**PROMPT:** Copy out, without any change, the stretch of the listing below from the line containing "comment-text: 500민원 줄게" through the end of the listing.

**Data drawn from a collection:**
============

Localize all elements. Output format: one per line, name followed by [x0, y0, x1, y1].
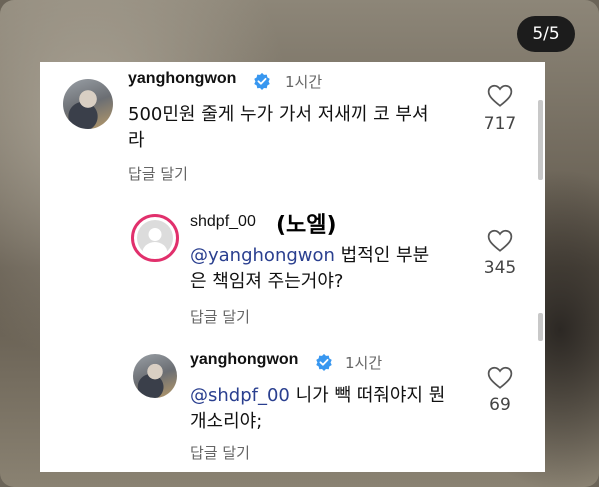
comment-text: 500민원 줄게 누가 가서 저새끼 코 부셔 라 [128, 104, 429, 151]
page-indicator: 5/5 [517, 16, 575, 52]
scrollbar-thumb-secondary[interactable] [538, 313, 543, 341]
like-count: 717 [483, 114, 517, 134]
like-heart-icon[interactable] [487, 229, 513, 253]
avatar-with-story-ring[interactable] [131, 214, 179, 262]
like-count: 345 [483, 258, 517, 278]
nickname-annotation: (노엘) [276, 213, 337, 238]
mention-link[interactable]: @yanghongwon [190, 245, 335, 266]
comment-username[interactable]: yanghongwon [190, 351, 298, 369]
verified-badge-icon [316, 353, 332, 371]
mention-link[interactable]: @shdpf_00 [190, 385, 290, 406]
reply-button[interactable]: 답글 달기 [128, 163, 188, 184]
comment-username[interactable]: shdpf_00 [190, 213, 256, 231]
reply-button[interactable]: 답글 달기 [190, 306, 250, 327]
comment-timestamp: 1시간 [345, 354, 383, 372]
avatar[interactable] [63, 79, 113, 129]
default-avatar-icon [137, 220, 173, 256]
comment-text: @shdpf_00 니가 빽 떠줘야지 뭔 개소리야; [190, 385, 446, 432]
reply-button[interactable]: 답글 달기 [190, 442, 250, 463]
verified-badge-icon [254, 72, 270, 90]
comment-timestamp: 1시간 [285, 73, 323, 91]
comment-username[interactable]: yanghongwon [128, 70, 236, 88]
like-heart-icon[interactable] [487, 366, 513, 390]
avatar[interactable] [133, 354, 177, 398]
like-count: 69 [489, 395, 511, 415]
like-heart-icon[interactable] [487, 84, 513, 108]
scrollbar-thumb[interactable] [538, 100, 543, 180]
comment-text: @yanghongwon 법적인 부분 은 책임져 주는거야? [190, 245, 430, 292]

============

**ANSWER IN FULL:**
comment-text: 500민원 줄게 누가 가서 저새끼 코 부셔 라 [128, 104, 429, 151]
page-indicator: 5/5 [517, 16, 575, 52]
scrollbar-thumb-secondary[interactable] [538, 313, 543, 341]
like-count: 717 [483, 114, 517, 134]
like-heart-icon[interactable] [487, 229, 513, 253]
avatar-with-story-ring[interactable] [131, 214, 179, 262]
like-count: 345 [483, 258, 517, 278]
nickname-annotation: (노엘) [276, 213, 337, 238]
mention-link[interactable]: @yanghongwon [190, 245, 335, 266]
comment-username[interactable]: yanghongwon [190, 351, 298, 369]
verified-badge-icon [316, 353, 332, 371]
mention-link[interactable]: @shdpf_00 [190, 385, 290, 406]
reply-button[interactable]: 답글 달기 [128, 163, 188, 184]
comment-username[interactable]: shdpf_00 [190, 213, 256, 231]
reply-button[interactable]: 답글 달기 [190, 306, 250, 327]
comment-timestamp: 1시간 [345, 354, 383, 372]
avatar[interactable] [63, 79, 113, 129]
default-avatar-icon [137, 220, 173, 256]
comment-text: @shdpf_00 니가 빽 떠줘야지 뭔 개소리야; [190, 385, 446, 432]
reply-button[interactable]: 답글 달기 [190, 442, 250, 463]
verified-badge-icon [254, 72, 270, 90]
comment-timestamp: 1시간 [285, 73, 323, 91]
comment-username[interactable]: yanghongwon [128, 70, 236, 88]
like-heart-icon[interactable] [487, 366, 513, 390]
avatar[interactable] [133, 354, 177, 398]
like-count: 69 [489, 395, 511, 415]
like-heart-icon[interactable] [487, 84, 513, 108]
scrollbar-thumb[interactable] [538, 100, 543, 180]
comment-text: @yanghongwon 법적인 부분 은 책임져 주는거야? [190, 245, 430, 292]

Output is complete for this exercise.